EXERCISE DESCRIPTION
Read the lines below. Copy out any that hold the string "Antarctica".

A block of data
※ ※ ※
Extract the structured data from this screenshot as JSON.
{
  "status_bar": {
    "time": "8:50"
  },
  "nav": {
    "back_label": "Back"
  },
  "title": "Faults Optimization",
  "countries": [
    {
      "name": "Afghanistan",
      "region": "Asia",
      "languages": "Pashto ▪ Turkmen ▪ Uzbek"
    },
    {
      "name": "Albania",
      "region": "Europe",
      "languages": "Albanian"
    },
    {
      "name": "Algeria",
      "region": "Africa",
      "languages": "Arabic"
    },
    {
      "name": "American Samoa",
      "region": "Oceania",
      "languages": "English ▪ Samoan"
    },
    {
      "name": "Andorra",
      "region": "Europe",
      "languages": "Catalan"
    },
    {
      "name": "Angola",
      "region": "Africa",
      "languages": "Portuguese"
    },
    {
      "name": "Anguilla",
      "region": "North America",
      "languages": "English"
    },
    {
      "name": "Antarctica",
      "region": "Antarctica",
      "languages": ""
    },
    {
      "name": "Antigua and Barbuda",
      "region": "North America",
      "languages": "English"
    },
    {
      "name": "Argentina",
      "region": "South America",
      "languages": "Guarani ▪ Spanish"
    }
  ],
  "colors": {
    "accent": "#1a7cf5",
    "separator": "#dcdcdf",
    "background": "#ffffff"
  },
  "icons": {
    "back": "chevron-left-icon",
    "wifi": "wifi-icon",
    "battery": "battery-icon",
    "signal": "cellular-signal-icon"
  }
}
※ ※ ※
RESULT OF THE EXERCISE
      "name": "Antarctica",
      "region": "Antarctica",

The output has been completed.